(Recorded data)
□ □ □ □
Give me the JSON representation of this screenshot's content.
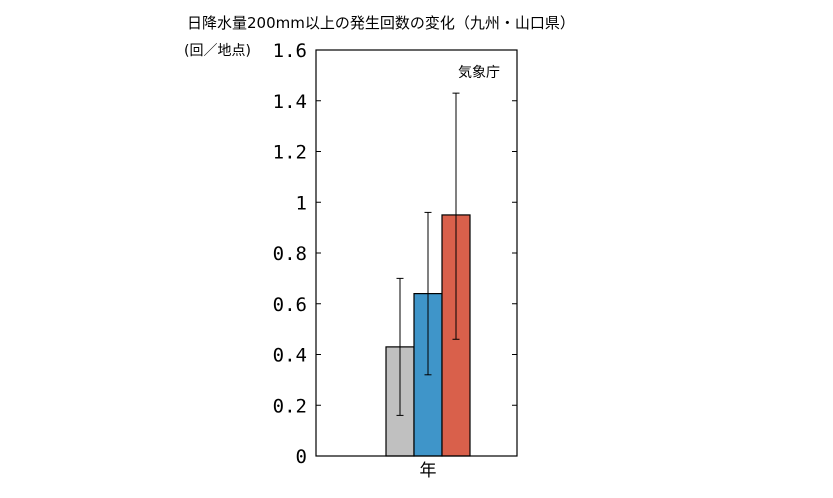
{
  "chart_data": {
    "type": "bar",
    "title": "日降水量200mm以上の発生回数の変化（九州・山口県）",
    "ylabel": "(回／地点)",
    "source_label": "気象庁",
    "categories": [
      "年"
    ],
    "series": [
      {
        "values": [
          0.43
        ],
        "error_low": [
          0.16
        ],
        "error_high": [
          0.7
        ],
        "color": "#c0c0c0"
      },
      {
        "values": [
          0.64
        ],
        "error_low": [
          0.32
        ],
        "error_high": [
          0.96
        ],
        "color": "#3f95c9"
      },
      {
        "values": [
          0.95
        ],
        "error_low": [
          0.46
        ],
        "error_high": [
          1.43
        ],
        "color": "#d9604b"
      }
    ],
    "ylim": [
      0,
      1.6
    ],
    "yticks": [
      "0",
      "0.2",
      "0.4",
      "0.6",
      "0.8",
      "1",
      "1.2",
      "1.4",
      "1.6"
    ],
    "grid": false,
    "legend": "none"
  }
}
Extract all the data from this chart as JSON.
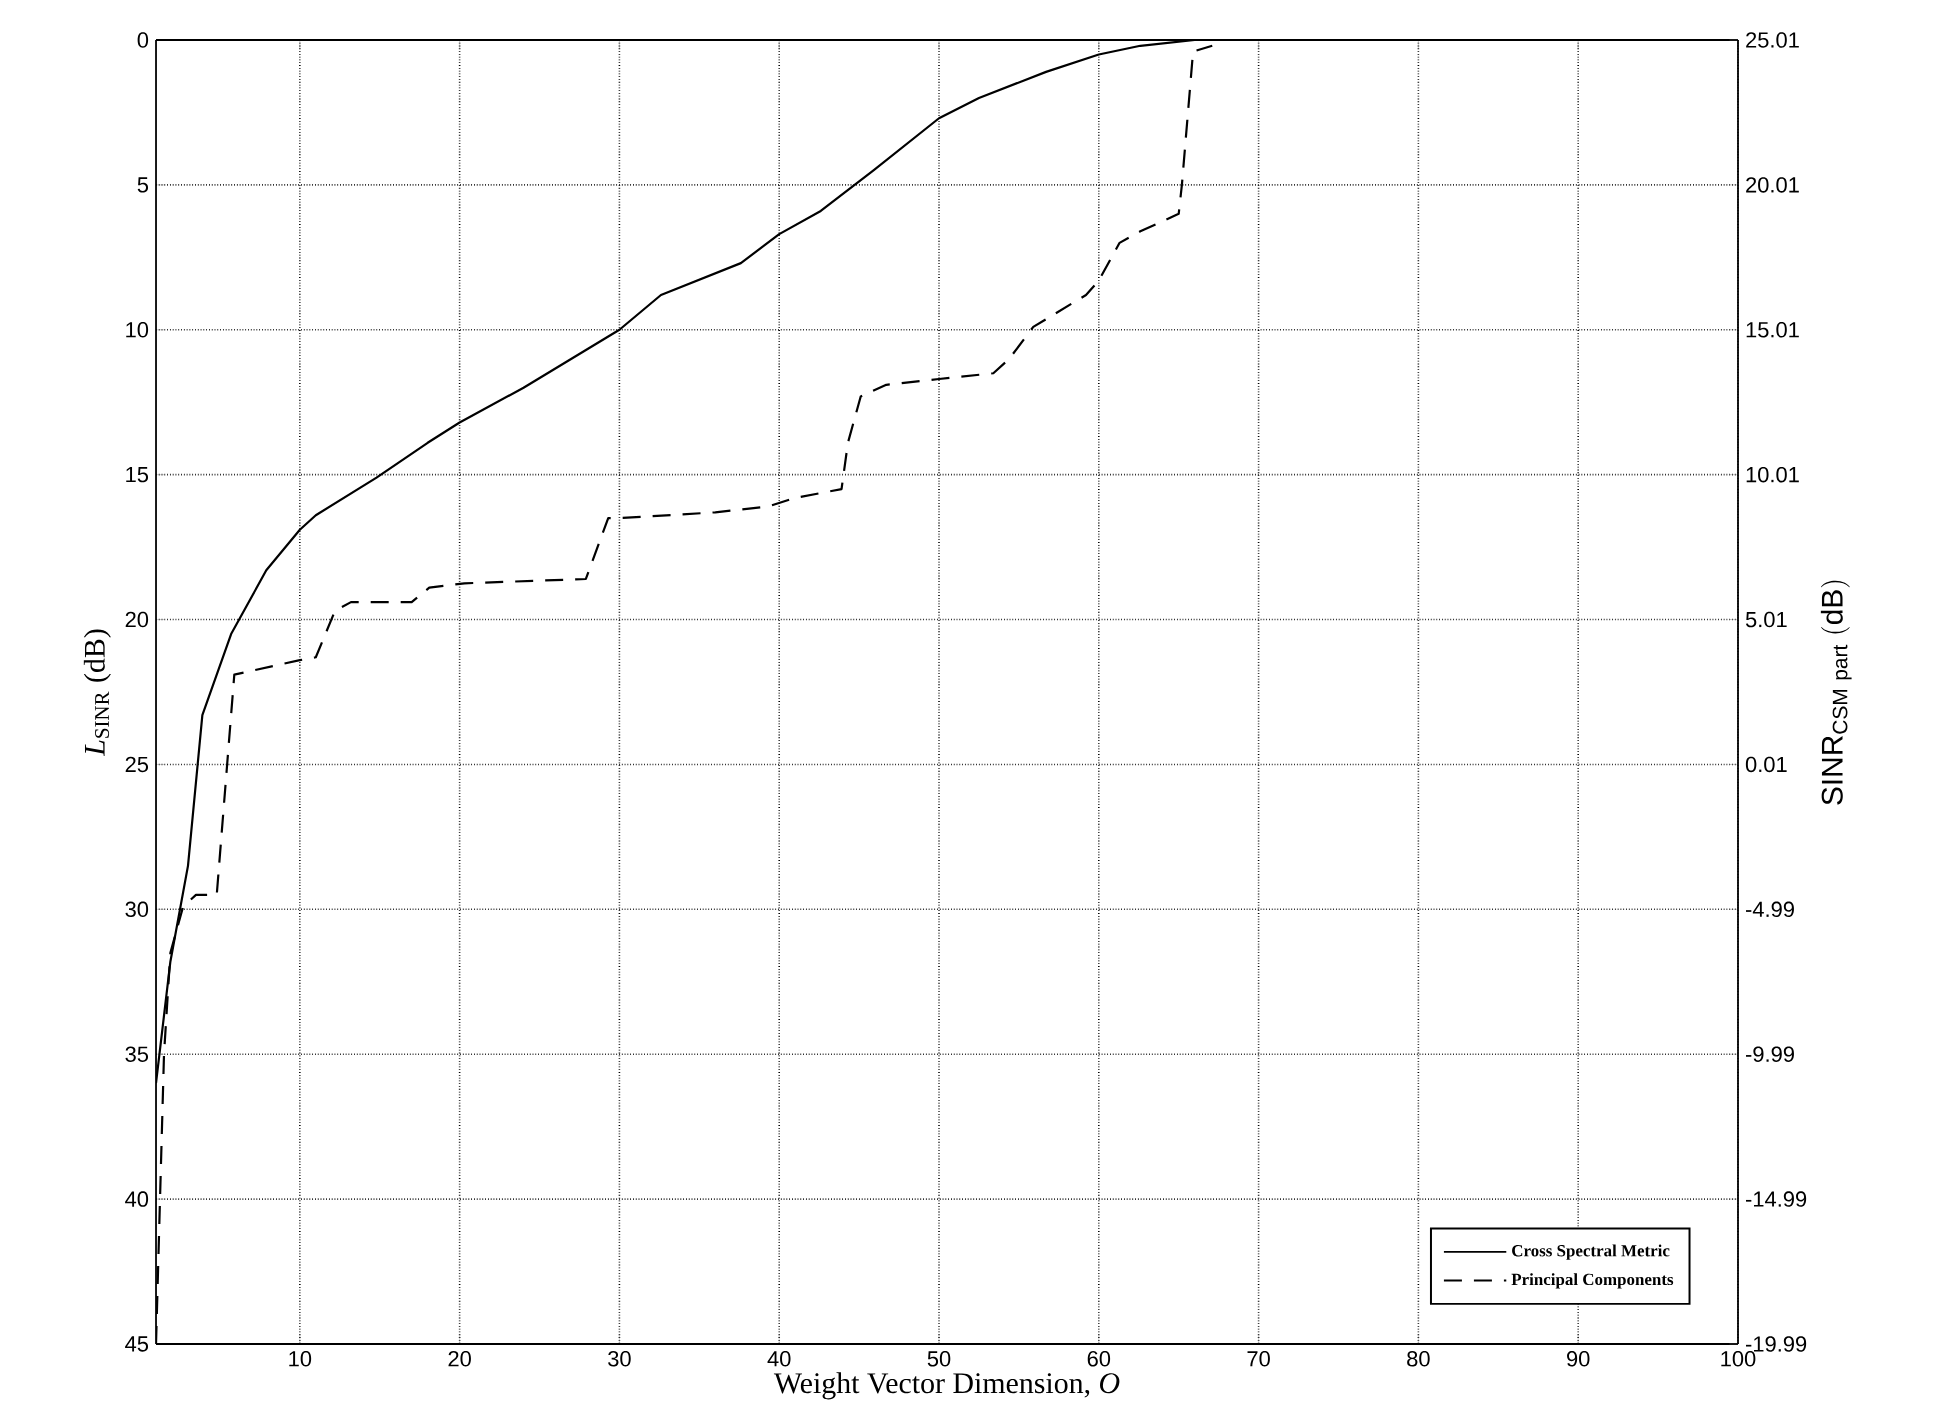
{
  "chart_data": {
    "type": "line",
    "xlabel": "Weight Vector Dimension, *O*",
    "ylabel": "*L*$_{SINR}$ (dB)",
    "y2label": "\\mathrm{SINR}_{\\mathrm{CSM\\ part}}\\ \\mathrm{(dB)}",
    "xlim": [
      1,
      100
    ],
    "xticks": [
      10,
      20,
      30,
      40,
      50,
      60,
      70,
      80,
      90,
      100
    ],
    "ylim": [
      45,
      0
    ],
    "yticks": [
      0,
      5,
      10,
      15,
      20,
      25,
      30,
      35,
      40,
      45
    ],
    "y2lim": [
      -19.99,
      25.01
    ],
    "y2ticks": [
      -19.99,
      -14.99,
      -9.99,
      -4.99,
      0.01,
      5.01,
      10.01,
      15.01,
      20.01,
      25.01
    ],
    "grid": true,
    "legend": "bottom right",
    "marker": "none",
    "series": [
      {
        "name": "Cross Spectral Metric",
        "color": "#000000",
        "line_style": "solid",
        "x": [
          1,
          1.9,
          3,
          3.9,
          5.7,
          7.9,
          10,
          11,
          14.8,
          18,
          20,
          24,
          30,
          32.6,
          37.6,
          40,
          42.6,
          45.9,
          50,
          52.5,
          56.7,
          60,
          62.6,
          66,
          100
        ],
        "values": [
          36,
          31.8,
          28.5,
          23.3,
          20.5,
          18.3,
          16.9,
          16.4,
          15.1,
          13.9,
          13.2,
          12,
          10,
          8.8,
          7.7,
          6.7,
          5.9,
          4.5,
          2.7,
          2.0,
          1.1,
          0.5,
          0.2,
          0,
          0
        ]
      },
      {
        "name": "Principal Components",
        "color": "#000000",
        "line_style": "dashed",
        "x": [
          1,
          1.2,
          1.5,
          1.9,
          2.7,
          3.5,
          4.8,
          5.9,
          10,
          11,
          12.2,
          13.2,
          17,
          18.1,
          20.3,
          27.9,
          29.3,
          30,
          36,
          39.3,
          41,
          43.9,
          44.3,
          45.1,
          46.7,
          50,
          53.4,
          54.4,
          55.9,
          59.2,
          60,
          61.3,
          62.6,
          65,
          65.2,
          65.9,
          67.1
        ],
        "values": [
          45,
          41,
          35,
          31.5,
          29.9,
          29.5,
          29.5,
          21.9,
          21.4,
          21.3,
          19.7,
          19.4,
          19.4,
          18.9,
          18.75,
          18.6,
          16.5,
          16.5,
          16.3,
          16.1,
          15.8,
          15.5,
          13.9,
          12.3,
          11.9,
          11.7,
          11.5,
          11,
          9.9,
          8.8,
          8.3,
          7,
          6.6,
          6,
          5,
          0.4,
          0.2
        ]
      }
    ]
  }
}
□ □ □ □
▸ **EXERCISE DIRECTIONS**
Can you repeat every record above exactly, apart from the pictures?

▸ **SOLVED PROBLEM**
Give me the JSON representation of this screenshot's content.
{
  "chart_data": {
    "type": "bar",
    "title": "日降水量200mm以上の発生回数の変化（九州・山口県）",
    "ylabel": "(回／地点)",
    "source_label": "気象庁",
    "categories": [
      "年"
    ],
    "series": [
      {
        "values": [
          0.43
        ],
        "error_low": [
          0.16
        ],
        "error_high": [
          0.7
        ],
        "color": "#c0c0c0"
      },
      {
        "values": [
          0.64
        ],
        "error_low": [
          0.32
        ],
        "error_high": [
          0.96
        ],
        "color": "#3f95c9"
      },
      {
        "values": [
          0.95
        ],
        "error_low": [
          0.46
        ],
        "error_high": [
          1.43
        ],
        "color": "#d9604b"
      }
    ],
    "ylim": [
      0,
      1.6
    ],
    "yticks": [
      "0",
      "0.2",
      "0.4",
      "0.6",
      "0.8",
      "1",
      "1.2",
      "1.4",
      "1.6"
    ],
    "grid": false,
    "legend": "none"
  }
}
Extract all the data from this chart as JSON.
{
  "chart_data": {
    "type": "line",
    "xlabel": "Weight Vector Dimension, *O*",
    "ylabel": "*L*$_{SINR}$ (dB)",
    "y2label": "\\mathrm{SINR}_{\\mathrm{CSM\\ part}}\\ \\mathrm{(dB)}",
    "xlim": [
      1,
      100
    ],
    "xticks": [
      10,
      20,
      30,
      40,
      50,
      60,
      70,
      80,
      90,
      100
    ],
    "ylim": [
      45,
      0
    ],
    "yticks": [
      0,
      5,
      10,
      15,
      20,
      25,
      30,
      35,
      40,
      45
    ],
    "y2lim": [
      -19.99,
      25.01
    ],
    "y2ticks": [
      -19.99,
      -14.99,
      -9.99,
      -4.99,
      0.01,
      5.01,
      10.01,
      15.01,
      20.01,
      25.01
    ],
    "grid": true,
    "legend": "bottom right",
    "marker": "none",
    "series": [
      {
        "name": "Cross Spectral Metric",
        "color": "#000000",
        "line_style": "solid",
        "x": [
          1,
          1.9,
          3,
          3.9,
          5.7,
          7.9,
          10,
          11,
          14.8,
          18,
          20,
          24,
          30,
          32.6,
          37.6,
          40,
          42.6,
          45.9,
          50,
          52.5,
          56.7,
          60,
          62.6,
          66,
          100
        ],
        "values": [
          36,
          31.8,
          28.5,
          23.3,
          20.5,
          18.3,
          16.9,
          16.4,
          15.1,
          13.9,
          13.2,
          12,
          10,
          8.8,
          7.7,
          6.7,
          5.9,
          4.5,
          2.7,
          2.0,
          1.1,
          0.5,
          0.2,
          0,
          0
        ]
      },
      {
        "name": "Principal Components",
        "color": "#000000",
        "line_style": "dashed",
        "x": [
          1,
          1.2,
          1.5,
          1.9,
          2.7,
          3.5,
          4.8,
          5.9,
          10,
          11,
          12.2,
          13.2,
          17,
          18.1,
          20.3,
          27.9,
          29.3,
          30,
          36,
          39.3,
          41,
          43.9,
          44.3,
          45.1,
          46.7,
          50,
          53.4,
          54.4,
          55.9,
          59.2,
          60,
          61.3,
          62.6,
          65,
          65.2,
          65.9,
          67.1
        ],
        "values": [
          45,
          41,
          35,
          31.5,
          29.9,
          29.5,
          29.5,
          21.9,
          21.4,
          21.3,
          19.7,
          19.4,
          19.4,
          18.9,
          18.75,
          18.6,
          16.5,
          16.5,
          16.3,
          16.1,
          15.8,
          15.5,
          13.9,
          12.3,
          11.9,
          11.7,
          11.5,
          11,
          9.9,
          8.8,
          8.3,
          7,
          6.6,
          6,
          5,
          0.4,
          0.2
        ]
      }
    ]
  }
}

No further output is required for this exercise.